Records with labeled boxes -
──────────

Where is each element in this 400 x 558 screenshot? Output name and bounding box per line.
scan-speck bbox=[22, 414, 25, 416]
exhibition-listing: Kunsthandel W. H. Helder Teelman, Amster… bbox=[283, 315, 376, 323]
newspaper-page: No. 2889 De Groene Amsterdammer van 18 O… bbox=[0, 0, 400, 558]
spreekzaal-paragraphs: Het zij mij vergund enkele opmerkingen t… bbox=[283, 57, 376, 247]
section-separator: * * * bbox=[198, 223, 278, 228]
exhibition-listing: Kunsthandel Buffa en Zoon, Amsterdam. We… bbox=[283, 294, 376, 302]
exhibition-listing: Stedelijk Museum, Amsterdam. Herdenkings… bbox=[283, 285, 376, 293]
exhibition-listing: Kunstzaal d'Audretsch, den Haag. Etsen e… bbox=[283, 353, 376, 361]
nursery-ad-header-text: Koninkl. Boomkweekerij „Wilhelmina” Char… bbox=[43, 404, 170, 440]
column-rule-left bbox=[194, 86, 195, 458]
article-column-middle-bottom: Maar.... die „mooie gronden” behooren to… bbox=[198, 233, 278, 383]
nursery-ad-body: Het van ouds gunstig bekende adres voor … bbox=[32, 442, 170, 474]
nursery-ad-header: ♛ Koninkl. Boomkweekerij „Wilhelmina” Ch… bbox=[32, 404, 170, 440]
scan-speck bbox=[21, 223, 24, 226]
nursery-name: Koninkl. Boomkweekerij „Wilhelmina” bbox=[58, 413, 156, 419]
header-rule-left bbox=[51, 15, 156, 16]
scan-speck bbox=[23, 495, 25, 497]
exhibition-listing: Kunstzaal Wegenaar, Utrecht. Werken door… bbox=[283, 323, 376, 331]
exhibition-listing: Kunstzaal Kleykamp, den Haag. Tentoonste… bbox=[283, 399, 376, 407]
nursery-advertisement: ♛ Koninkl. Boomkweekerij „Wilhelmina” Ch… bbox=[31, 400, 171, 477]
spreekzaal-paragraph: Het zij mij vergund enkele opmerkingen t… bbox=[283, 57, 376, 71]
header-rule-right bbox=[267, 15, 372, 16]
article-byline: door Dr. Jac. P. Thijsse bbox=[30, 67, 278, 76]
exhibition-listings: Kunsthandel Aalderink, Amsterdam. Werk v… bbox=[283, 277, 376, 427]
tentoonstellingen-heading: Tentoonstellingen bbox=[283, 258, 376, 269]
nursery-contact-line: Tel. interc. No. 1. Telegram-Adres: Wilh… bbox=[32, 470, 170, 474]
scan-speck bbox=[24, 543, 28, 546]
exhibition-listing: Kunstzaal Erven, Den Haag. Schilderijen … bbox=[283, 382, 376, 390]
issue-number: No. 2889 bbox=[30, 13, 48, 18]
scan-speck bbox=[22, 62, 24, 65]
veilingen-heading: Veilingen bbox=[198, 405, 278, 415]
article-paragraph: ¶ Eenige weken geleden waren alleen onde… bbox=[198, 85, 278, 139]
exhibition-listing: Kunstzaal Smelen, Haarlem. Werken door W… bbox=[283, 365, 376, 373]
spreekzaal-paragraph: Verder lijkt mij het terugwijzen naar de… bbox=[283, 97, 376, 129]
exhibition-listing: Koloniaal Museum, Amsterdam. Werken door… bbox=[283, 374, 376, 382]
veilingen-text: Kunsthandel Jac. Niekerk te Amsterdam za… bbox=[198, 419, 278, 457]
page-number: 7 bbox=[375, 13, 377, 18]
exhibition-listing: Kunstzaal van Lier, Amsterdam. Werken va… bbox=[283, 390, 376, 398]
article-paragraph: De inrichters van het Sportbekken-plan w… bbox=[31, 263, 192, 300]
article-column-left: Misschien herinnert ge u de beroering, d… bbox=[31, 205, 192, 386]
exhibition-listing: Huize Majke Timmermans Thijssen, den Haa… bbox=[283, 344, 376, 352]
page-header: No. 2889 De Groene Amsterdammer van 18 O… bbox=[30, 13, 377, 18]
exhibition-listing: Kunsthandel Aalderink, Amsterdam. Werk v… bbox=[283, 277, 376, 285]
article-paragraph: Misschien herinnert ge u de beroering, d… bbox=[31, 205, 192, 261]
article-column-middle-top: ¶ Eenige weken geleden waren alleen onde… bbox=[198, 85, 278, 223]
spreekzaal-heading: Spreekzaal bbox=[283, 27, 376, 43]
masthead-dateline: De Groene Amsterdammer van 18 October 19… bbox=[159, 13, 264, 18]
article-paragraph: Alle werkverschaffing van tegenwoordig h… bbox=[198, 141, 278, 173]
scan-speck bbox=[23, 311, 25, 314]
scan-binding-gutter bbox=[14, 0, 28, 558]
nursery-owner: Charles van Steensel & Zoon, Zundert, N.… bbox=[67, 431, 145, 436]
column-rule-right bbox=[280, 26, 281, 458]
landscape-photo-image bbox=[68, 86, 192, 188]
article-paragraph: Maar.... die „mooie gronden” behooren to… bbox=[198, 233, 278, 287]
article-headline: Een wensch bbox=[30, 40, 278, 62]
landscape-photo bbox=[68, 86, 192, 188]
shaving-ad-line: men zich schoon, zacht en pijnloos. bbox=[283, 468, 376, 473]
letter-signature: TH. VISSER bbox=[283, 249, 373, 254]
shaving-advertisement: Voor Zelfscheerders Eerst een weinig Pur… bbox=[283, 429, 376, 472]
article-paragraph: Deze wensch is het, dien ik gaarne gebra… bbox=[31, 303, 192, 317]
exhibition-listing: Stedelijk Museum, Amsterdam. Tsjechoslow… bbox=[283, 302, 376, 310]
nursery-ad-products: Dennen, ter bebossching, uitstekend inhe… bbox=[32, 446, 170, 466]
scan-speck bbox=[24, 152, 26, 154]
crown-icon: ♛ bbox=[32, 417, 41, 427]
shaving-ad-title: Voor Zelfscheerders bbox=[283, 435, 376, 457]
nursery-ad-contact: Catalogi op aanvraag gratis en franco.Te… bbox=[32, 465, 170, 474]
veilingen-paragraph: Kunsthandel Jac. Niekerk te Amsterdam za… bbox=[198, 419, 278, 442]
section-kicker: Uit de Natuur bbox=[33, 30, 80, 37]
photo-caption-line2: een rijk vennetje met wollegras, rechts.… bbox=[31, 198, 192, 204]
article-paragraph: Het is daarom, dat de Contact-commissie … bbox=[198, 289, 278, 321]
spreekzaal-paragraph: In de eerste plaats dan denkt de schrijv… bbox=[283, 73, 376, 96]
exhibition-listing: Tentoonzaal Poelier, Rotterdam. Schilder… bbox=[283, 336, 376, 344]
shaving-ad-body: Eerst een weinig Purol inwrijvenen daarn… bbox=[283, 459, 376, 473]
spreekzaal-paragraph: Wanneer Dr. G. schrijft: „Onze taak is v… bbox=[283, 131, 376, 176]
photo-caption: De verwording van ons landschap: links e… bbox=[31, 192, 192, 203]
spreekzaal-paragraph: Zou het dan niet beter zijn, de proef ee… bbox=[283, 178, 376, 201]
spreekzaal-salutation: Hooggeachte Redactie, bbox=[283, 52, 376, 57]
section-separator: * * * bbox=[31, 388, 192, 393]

──────────

Exercise prompt - Reproduce every one of the lines above verbatim, character for character.

Exercise response -
Where is each element in this 400 x 558 screenshot? Output name and bounding box per line.
scan-speck bbox=[22, 414, 25, 416]
exhibition-listing: Kunsthandel W. H. Helder Teelman, Amster… bbox=[283, 315, 376, 323]
newspaper-page: No. 2889 De Groene Amsterdammer van 18 O… bbox=[0, 0, 400, 558]
spreekzaal-paragraphs: Het zij mij vergund enkele opmerkingen t… bbox=[283, 57, 376, 247]
section-separator: * * * bbox=[198, 223, 278, 228]
exhibition-listing: Kunsthandel Buffa en Zoon, Amsterdam. We… bbox=[283, 294, 376, 302]
exhibition-listing: Stedelijk Museum, Amsterdam. Herdenkings… bbox=[283, 285, 376, 293]
exhibition-listing: Kunstzaal d'Audretsch, den Haag. Etsen e… bbox=[283, 353, 376, 361]
nursery-ad-header-text: Koninkl. Boomkweekerij „Wilhelmina” Char… bbox=[43, 404, 170, 440]
column-rule-left bbox=[194, 86, 195, 458]
article-column-middle-bottom: Maar.... die „mooie gronden” behooren to… bbox=[198, 233, 278, 383]
nursery-ad-body: Het van ouds gunstig bekende adres voor … bbox=[32, 442, 170, 474]
nursery-ad-header: ♛ Koninkl. Boomkweekerij „Wilhelmina” Ch… bbox=[32, 404, 170, 440]
scan-speck bbox=[21, 223, 24, 226]
nursery-name: Koninkl. Boomkweekerij „Wilhelmina” bbox=[58, 413, 156, 419]
header-rule-left bbox=[51, 15, 156, 16]
scan-speck bbox=[23, 495, 25, 497]
exhibition-listing: Kunstzaal Wegenaar, Utrecht. Werken door… bbox=[283, 323, 376, 331]
exhibition-listing: Kunstzaal Kleykamp, den Haag. Tentoonste… bbox=[283, 399, 376, 407]
nursery-advertisement: ♛ Koninkl. Boomkweekerij „Wilhelmina” Ch… bbox=[31, 400, 171, 477]
spreekzaal-paragraph: Het zij mij vergund enkele opmerkingen t… bbox=[283, 57, 376, 71]
header-rule-right bbox=[267, 15, 372, 16]
article-byline: door Dr. Jac. P. Thijsse bbox=[30, 67, 278, 76]
exhibition-listings: Kunsthandel Aalderink, Amsterdam. Werk v… bbox=[283, 277, 376, 427]
tentoonstellingen-heading: Tentoonstellingen bbox=[283, 258, 376, 269]
nursery-contact-line: Tel. interc. No. 1. Telegram-Adres: Wilh… bbox=[32, 470, 170, 474]
scan-speck bbox=[24, 543, 28, 546]
exhibition-listing: Kunstzaal Erven, Den Haag. Schilderijen … bbox=[283, 382, 376, 390]
issue-number: No. 2889 bbox=[30, 13, 48, 18]
scan-speck bbox=[22, 62, 24, 65]
veilingen-heading: Veilingen bbox=[198, 405, 278, 415]
article-paragraph: ¶ Eenige weken geleden waren alleen onde… bbox=[198, 85, 278, 139]
exhibition-listing: Kunstzaal Smelen, Haarlem. Werken door W… bbox=[283, 365, 376, 373]
spreekzaal-paragraph: Verder lijkt mij het terugwijzen naar de… bbox=[283, 97, 376, 129]
exhibition-listing: Koloniaal Museum, Amsterdam. Werken door… bbox=[283, 374, 376, 382]
veilingen-text: Kunsthandel Jac. Niekerk te Amsterdam za… bbox=[198, 419, 278, 457]
page-number: 7 bbox=[375, 13, 377, 18]
exhibition-listing: Kunstzaal van Lier, Amsterdam. Werken va… bbox=[283, 390, 376, 398]
article-paragraph: De inrichters van het Sportbekken-plan w… bbox=[31, 263, 192, 300]
article-column-left: Misschien herinnert ge u de beroering, d… bbox=[31, 205, 192, 386]
exhibition-listing: Huize Majke Timmermans Thijssen, den Haa… bbox=[283, 344, 376, 352]
page-header: No. 2889 De Groene Amsterdammer van 18 O… bbox=[30, 13, 377, 18]
exhibition-listing: Kunsthandel Aalderink, Amsterdam. Werk v… bbox=[283, 277, 376, 285]
article-paragraph: Misschien herinnert ge u de beroering, d… bbox=[31, 205, 192, 261]
article-column-middle-top: ¶ Eenige weken geleden waren alleen onde… bbox=[198, 85, 278, 223]
spreekzaal-heading: Spreekzaal bbox=[283, 27, 376, 43]
masthead-dateline: De Groene Amsterdammer van 18 October 19… bbox=[159, 13, 264, 18]
article-paragraph: Alle werkverschaffing van tegenwoordig h… bbox=[198, 141, 278, 173]
scan-speck bbox=[23, 311, 25, 314]
scan-binding-gutter bbox=[14, 0, 28, 558]
nursery-owner: Charles van Steensel & Zoon, Zundert, N.… bbox=[67, 431, 145, 436]
column-rule-right bbox=[280, 26, 281, 458]
landscape-photo-image bbox=[68, 86, 192, 188]
article-paragraph: Maar.... die „mooie gronden” behooren to… bbox=[198, 233, 278, 287]
article-headline: Een wensch bbox=[30, 40, 278, 62]
landscape-photo bbox=[68, 86, 192, 188]
shaving-ad-line: men zich schoon, zacht en pijnloos. bbox=[283, 468, 376, 473]
letter-signature: TH. VISSER bbox=[283, 249, 373, 254]
shaving-advertisement: Voor Zelfscheerders Eerst een weinig Pur… bbox=[283, 429, 376, 472]
article-paragraph: Deze wensch is het, dien ik gaarne gebra… bbox=[31, 303, 192, 317]
exhibition-listing: Stedelijk Museum, Amsterdam. Tsjechoslow… bbox=[283, 302, 376, 310]
nursery-ad-products: Dennen, ter bebossching, uitstekend inhe… bbox=[32, 446, 170, 466]
scan-speck bbox=[24, 152, 26, 154]
crown-icon: ♛ bbox=[32, 417, 41, 427]
shaving-ad-title: Voor Zelfscheerders bbox=[283, 435, 376, 457]
nursery-ad-contact: Catalogi op aanvraag gratis en franco.Te… bbox=[32, 465, 170, 474]
veilingen-paragraph: Kunsthandel Jac. Niekerk te Amsterdam za… bbox=[198, 419, 278, 442]
section-kicker: Uit de Natuur bbox=[33, 30, 80, 37]
photo-caption-line2: een rijk vennetje met wollegras, rechts.… bbox=[31, 198, 192, 204]
article-paragraph: Het is daarom, dat de Contact-commissie … bbox=[198, 289, 278, 321]
spreekzaal-paragraph: In de eerste plaats dan denkt de schrijv… bbox=[283, 73, 376, 96]
exhibition-listing: Tentoonzaal Poelier, Rotterdam. Schilder… bbox=[283, 336, 376, 344]
shaving-ad-body: Eerst een weinig Purol inwrijvenen daarn… bbox=[283, 459, 376, 473]
spreekzaal-paragraph: Wanneer Dr. G. schrijft: „Onze taak is v… bbox=[283, 131, 376, 176]
photo-caption: De verwording van ons landschap: links e… bbox=[31, 192, 192, 203]
spreekzaal-paragraph: Zou het dan niet beter zijn, de proef ee… bbox=[283, 178, 376, 201]
spreekzaal-salutation: Hooggeachte Redactie, bbox=[283, 52, 376, 57]
section-separator: * * * bbox=[31, 388, 192, 393]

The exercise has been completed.